==== Data provided ====

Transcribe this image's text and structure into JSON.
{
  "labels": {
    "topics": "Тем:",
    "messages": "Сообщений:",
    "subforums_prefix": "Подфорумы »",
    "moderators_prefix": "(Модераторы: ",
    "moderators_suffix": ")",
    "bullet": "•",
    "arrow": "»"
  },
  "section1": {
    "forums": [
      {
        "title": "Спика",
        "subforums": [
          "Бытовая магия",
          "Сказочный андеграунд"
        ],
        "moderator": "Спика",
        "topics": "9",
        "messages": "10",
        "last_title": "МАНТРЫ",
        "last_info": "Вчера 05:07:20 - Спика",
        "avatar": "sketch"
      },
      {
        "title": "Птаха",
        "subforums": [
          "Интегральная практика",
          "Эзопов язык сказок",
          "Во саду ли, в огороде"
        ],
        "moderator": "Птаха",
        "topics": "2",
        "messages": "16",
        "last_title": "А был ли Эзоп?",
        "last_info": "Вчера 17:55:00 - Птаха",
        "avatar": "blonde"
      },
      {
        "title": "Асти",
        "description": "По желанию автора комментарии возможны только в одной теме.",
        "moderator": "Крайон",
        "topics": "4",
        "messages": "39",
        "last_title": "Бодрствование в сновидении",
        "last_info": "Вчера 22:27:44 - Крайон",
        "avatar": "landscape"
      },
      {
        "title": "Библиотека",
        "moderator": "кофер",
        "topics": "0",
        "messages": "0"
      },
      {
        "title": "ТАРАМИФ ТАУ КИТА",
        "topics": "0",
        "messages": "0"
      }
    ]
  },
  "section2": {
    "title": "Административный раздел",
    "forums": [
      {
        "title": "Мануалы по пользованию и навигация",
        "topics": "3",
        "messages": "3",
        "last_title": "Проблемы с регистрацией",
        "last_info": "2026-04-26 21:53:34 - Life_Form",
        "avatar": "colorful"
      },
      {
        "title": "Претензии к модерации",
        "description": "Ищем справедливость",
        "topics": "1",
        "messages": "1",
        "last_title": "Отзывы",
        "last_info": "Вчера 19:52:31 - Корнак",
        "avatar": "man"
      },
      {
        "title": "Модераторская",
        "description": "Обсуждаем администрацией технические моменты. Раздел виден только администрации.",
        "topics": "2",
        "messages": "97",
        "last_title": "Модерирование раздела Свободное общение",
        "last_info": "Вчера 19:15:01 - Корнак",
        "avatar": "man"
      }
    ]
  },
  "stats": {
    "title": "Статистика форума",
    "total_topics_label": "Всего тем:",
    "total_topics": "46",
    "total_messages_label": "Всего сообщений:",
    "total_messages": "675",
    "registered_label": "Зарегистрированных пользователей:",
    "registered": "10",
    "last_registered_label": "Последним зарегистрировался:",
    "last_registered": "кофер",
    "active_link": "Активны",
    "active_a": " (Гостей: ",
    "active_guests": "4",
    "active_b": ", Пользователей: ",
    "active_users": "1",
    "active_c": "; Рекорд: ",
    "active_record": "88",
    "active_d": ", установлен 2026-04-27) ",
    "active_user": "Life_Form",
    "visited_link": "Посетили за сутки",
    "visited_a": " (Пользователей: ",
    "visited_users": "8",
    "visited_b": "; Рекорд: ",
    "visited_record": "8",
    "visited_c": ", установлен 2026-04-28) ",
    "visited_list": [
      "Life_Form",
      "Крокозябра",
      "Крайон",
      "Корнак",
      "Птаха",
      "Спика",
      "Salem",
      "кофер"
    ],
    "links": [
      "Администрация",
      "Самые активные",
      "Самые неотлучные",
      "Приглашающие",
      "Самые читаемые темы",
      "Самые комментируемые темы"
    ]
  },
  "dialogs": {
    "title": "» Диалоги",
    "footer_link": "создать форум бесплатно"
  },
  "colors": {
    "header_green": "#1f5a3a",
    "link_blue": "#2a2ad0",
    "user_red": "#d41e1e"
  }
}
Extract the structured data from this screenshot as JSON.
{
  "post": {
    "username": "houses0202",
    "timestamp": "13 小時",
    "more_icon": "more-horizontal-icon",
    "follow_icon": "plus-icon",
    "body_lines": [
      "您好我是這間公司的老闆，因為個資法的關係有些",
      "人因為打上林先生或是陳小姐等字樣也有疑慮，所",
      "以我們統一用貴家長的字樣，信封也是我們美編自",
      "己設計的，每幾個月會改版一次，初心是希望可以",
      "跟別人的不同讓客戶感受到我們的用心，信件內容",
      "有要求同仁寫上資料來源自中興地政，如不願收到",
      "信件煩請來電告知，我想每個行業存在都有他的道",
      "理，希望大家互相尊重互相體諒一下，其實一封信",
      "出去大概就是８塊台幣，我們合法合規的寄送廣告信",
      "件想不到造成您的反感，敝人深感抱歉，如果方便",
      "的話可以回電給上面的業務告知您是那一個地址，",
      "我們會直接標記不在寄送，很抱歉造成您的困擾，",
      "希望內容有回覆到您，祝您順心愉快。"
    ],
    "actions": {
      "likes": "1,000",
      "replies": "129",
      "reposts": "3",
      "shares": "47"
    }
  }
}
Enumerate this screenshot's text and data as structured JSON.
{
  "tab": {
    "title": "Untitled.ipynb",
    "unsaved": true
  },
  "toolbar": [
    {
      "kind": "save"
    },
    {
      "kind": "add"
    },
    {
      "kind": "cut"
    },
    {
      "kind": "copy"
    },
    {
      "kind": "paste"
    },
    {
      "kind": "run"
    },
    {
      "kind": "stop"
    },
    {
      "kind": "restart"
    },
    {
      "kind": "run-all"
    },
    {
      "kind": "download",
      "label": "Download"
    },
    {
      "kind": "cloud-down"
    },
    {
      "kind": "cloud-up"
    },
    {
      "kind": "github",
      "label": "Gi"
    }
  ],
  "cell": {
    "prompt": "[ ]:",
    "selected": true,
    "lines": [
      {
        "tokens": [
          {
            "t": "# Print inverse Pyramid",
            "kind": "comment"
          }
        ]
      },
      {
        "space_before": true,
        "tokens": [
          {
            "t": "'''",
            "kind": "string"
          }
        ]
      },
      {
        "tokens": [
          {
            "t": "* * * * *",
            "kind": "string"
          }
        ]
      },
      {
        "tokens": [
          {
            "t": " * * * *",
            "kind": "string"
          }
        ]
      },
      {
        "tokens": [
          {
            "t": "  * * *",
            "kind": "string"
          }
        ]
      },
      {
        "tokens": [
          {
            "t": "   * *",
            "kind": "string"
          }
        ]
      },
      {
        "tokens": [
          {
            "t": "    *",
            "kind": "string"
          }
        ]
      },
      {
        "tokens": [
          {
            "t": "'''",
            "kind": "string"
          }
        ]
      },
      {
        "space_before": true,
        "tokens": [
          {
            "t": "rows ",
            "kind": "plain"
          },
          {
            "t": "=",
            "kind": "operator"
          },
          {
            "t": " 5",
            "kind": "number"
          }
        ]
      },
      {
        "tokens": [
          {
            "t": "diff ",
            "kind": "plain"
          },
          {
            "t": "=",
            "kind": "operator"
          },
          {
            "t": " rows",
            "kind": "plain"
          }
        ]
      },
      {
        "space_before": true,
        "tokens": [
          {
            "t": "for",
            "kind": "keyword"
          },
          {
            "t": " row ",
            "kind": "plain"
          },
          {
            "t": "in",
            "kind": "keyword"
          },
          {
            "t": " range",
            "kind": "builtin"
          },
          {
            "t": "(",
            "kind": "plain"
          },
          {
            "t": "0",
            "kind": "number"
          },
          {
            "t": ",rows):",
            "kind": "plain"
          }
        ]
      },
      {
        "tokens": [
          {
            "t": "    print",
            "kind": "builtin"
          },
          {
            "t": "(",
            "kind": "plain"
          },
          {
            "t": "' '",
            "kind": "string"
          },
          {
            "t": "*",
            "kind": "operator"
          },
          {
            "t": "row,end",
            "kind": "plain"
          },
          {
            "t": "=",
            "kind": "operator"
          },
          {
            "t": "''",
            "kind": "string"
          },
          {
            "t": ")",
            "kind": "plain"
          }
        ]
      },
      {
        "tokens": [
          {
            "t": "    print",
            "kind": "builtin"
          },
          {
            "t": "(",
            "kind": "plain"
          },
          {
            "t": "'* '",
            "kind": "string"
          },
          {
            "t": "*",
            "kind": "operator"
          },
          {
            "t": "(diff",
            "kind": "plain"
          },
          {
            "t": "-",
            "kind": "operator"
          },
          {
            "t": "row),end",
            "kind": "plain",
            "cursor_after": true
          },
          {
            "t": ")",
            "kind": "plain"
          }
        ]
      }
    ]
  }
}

====

### Request
Among the entries above, identify all lines with "Птаха" and copy them.

### Completed task
        "title": "Птаха",
        "moderator": "Птаха",
        "last_info": "Вчера 17:55:00 - Птаха",
      "Птаха",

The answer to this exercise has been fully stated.